> Aim:
Find the lines in these entries that include the word "Westerhaar" and state how many there are, with no other words.

[Saved data entries]
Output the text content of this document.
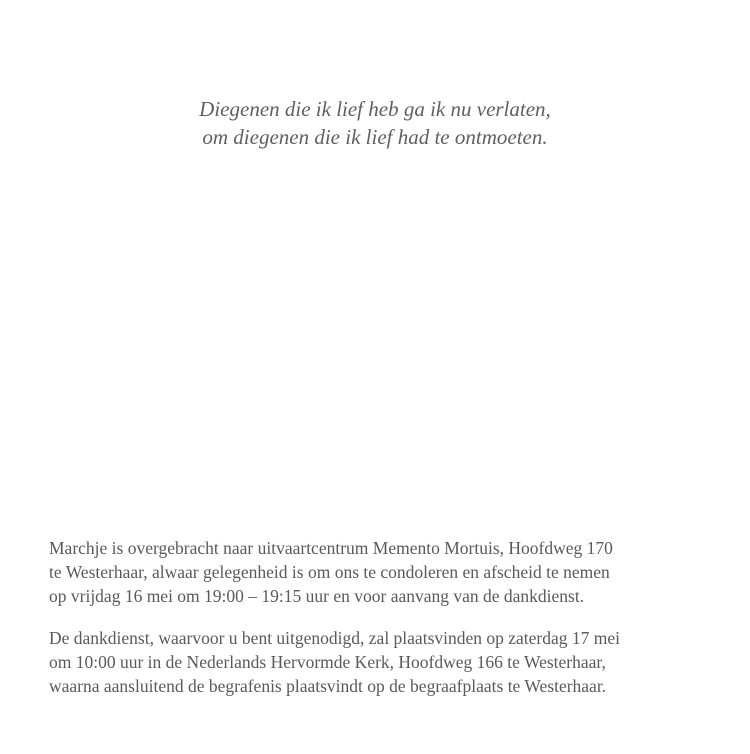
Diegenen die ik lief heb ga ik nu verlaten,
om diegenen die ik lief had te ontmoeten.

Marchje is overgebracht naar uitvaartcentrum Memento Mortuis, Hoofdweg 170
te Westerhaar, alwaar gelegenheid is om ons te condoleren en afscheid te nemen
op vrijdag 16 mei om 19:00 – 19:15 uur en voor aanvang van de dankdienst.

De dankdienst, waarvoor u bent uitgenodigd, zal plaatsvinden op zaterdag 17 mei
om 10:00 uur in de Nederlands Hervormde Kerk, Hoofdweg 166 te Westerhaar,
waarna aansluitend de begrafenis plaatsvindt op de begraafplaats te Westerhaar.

==

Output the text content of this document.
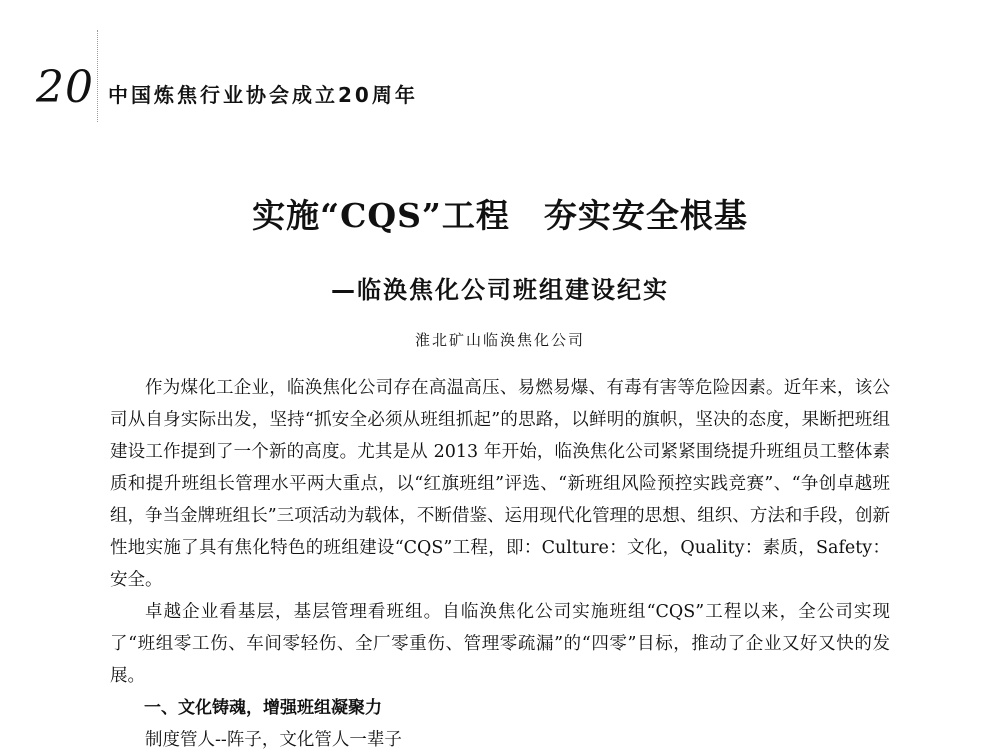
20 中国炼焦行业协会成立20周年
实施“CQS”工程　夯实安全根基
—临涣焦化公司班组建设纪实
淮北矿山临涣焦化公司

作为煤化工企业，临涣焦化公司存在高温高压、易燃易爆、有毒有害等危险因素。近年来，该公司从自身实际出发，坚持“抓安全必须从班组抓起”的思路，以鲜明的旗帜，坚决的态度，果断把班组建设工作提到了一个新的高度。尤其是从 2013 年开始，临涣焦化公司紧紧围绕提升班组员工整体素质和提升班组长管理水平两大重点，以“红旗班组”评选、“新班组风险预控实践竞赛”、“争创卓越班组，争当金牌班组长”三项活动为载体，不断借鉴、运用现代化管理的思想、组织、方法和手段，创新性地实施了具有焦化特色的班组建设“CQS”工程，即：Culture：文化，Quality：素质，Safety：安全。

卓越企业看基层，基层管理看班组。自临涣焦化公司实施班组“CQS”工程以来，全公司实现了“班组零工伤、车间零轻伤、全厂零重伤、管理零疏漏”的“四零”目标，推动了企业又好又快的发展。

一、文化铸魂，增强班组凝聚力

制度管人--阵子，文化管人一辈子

> Exercise response:
3